> **WHAT IS NEEDED**: Report the count of lines below in which the string "Central" occurs; include nothing else.

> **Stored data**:
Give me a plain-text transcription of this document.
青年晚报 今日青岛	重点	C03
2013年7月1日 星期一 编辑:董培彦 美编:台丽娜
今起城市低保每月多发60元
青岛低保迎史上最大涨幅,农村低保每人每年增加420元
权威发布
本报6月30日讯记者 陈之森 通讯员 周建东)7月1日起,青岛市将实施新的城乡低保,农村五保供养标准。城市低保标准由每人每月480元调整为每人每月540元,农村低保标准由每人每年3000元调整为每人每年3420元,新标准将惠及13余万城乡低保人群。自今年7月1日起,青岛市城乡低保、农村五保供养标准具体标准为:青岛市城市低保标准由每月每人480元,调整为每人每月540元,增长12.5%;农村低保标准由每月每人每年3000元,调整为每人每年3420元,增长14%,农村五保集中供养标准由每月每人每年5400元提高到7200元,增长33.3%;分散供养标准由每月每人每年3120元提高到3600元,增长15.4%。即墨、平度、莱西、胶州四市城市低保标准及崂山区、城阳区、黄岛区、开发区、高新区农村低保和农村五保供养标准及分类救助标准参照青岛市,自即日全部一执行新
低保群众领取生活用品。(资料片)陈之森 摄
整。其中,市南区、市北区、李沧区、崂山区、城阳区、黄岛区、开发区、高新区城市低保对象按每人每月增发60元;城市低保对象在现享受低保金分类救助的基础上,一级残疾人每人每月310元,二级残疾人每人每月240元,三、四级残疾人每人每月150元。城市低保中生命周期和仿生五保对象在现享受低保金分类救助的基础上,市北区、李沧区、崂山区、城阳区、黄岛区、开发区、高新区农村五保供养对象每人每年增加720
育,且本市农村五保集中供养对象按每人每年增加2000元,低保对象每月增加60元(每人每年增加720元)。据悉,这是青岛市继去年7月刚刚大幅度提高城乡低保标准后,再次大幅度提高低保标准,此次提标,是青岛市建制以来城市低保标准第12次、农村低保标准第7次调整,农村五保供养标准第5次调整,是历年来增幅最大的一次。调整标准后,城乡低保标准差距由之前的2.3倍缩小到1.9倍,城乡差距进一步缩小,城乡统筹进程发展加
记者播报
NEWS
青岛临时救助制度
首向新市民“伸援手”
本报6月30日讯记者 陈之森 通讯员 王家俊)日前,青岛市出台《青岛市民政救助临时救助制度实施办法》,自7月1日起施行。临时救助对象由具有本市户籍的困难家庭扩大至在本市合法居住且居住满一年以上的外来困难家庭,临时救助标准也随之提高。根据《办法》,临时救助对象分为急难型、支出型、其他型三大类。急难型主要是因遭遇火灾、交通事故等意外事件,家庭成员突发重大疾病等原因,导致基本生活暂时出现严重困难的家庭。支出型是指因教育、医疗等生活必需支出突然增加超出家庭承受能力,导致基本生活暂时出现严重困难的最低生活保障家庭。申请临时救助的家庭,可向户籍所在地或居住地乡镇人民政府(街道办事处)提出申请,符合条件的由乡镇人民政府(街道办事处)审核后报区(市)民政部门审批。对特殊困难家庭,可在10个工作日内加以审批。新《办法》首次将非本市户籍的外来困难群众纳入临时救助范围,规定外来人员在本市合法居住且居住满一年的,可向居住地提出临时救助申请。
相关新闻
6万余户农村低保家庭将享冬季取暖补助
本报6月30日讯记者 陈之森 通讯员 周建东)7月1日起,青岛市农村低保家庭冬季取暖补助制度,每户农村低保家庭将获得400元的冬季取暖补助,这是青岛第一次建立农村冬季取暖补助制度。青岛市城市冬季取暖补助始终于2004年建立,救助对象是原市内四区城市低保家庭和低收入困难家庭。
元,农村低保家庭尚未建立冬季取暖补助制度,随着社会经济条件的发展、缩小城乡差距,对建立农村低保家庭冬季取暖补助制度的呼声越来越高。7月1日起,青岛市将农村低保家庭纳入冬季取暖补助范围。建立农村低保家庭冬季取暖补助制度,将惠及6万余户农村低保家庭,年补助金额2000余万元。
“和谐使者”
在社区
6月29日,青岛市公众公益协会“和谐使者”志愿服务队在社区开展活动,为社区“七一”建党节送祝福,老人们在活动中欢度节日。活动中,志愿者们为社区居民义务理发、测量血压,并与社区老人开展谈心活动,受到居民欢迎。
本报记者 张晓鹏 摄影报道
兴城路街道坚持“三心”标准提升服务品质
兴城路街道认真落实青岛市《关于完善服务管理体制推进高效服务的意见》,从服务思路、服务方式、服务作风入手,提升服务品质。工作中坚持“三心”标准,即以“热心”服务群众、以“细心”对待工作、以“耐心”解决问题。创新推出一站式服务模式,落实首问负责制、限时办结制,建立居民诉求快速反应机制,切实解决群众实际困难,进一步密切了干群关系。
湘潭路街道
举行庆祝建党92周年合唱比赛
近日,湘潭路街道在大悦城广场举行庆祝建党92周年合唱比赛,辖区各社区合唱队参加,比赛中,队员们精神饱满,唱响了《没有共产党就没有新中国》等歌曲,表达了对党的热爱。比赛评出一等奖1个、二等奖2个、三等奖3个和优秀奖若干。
...
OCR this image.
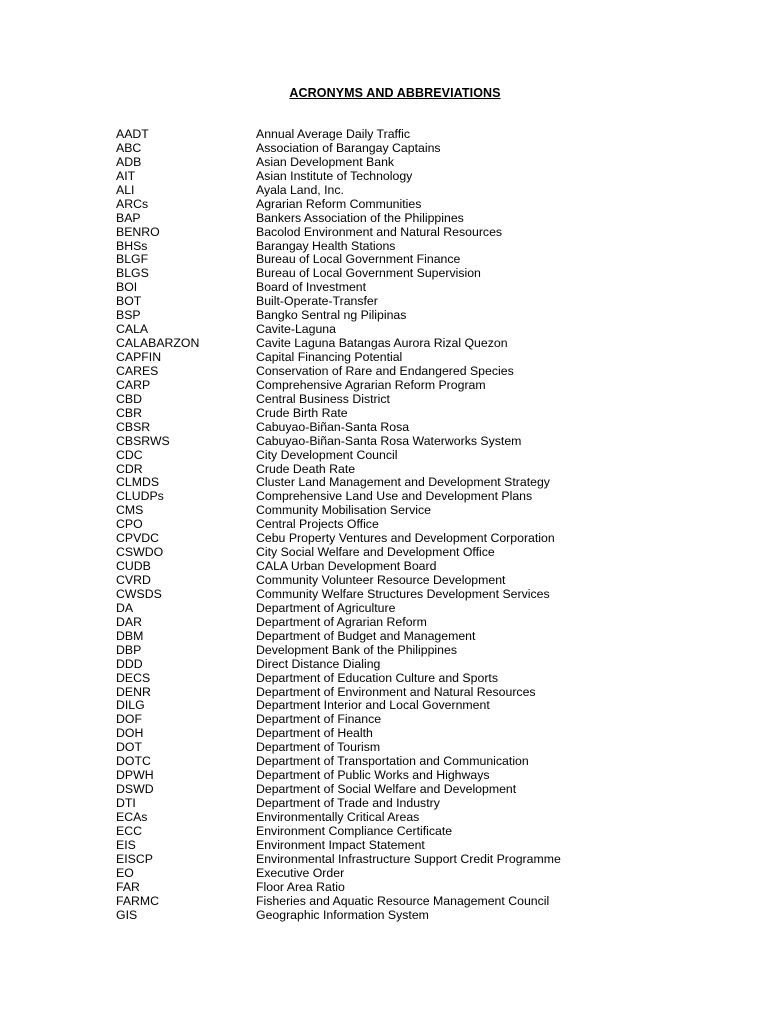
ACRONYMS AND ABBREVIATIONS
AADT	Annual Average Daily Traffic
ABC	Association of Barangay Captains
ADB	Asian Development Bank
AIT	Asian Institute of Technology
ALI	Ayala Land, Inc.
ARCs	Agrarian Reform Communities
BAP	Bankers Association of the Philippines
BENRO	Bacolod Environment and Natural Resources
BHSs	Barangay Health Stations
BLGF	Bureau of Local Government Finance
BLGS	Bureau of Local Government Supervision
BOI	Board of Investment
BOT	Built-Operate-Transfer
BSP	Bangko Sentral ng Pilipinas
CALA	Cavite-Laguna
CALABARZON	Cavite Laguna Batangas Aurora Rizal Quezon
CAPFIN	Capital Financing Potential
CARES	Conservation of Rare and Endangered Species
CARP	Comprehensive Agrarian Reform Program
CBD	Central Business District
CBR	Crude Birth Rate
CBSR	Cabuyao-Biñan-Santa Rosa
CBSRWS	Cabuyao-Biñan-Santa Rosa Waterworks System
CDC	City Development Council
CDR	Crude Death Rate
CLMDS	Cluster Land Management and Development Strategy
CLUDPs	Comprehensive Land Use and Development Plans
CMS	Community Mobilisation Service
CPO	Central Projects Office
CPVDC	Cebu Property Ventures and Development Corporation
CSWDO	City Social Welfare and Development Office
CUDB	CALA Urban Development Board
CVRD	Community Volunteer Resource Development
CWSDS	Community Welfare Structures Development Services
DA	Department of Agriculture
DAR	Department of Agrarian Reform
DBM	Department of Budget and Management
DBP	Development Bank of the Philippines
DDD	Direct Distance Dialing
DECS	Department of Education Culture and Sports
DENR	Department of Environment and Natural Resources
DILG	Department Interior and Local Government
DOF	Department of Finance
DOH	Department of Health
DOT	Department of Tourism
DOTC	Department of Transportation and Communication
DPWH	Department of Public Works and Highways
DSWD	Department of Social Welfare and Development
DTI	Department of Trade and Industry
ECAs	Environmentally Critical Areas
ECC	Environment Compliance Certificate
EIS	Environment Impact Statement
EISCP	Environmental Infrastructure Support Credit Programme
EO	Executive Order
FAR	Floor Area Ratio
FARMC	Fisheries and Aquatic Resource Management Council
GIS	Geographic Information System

> **SOLUTION TO THIS PROBLEM**: 2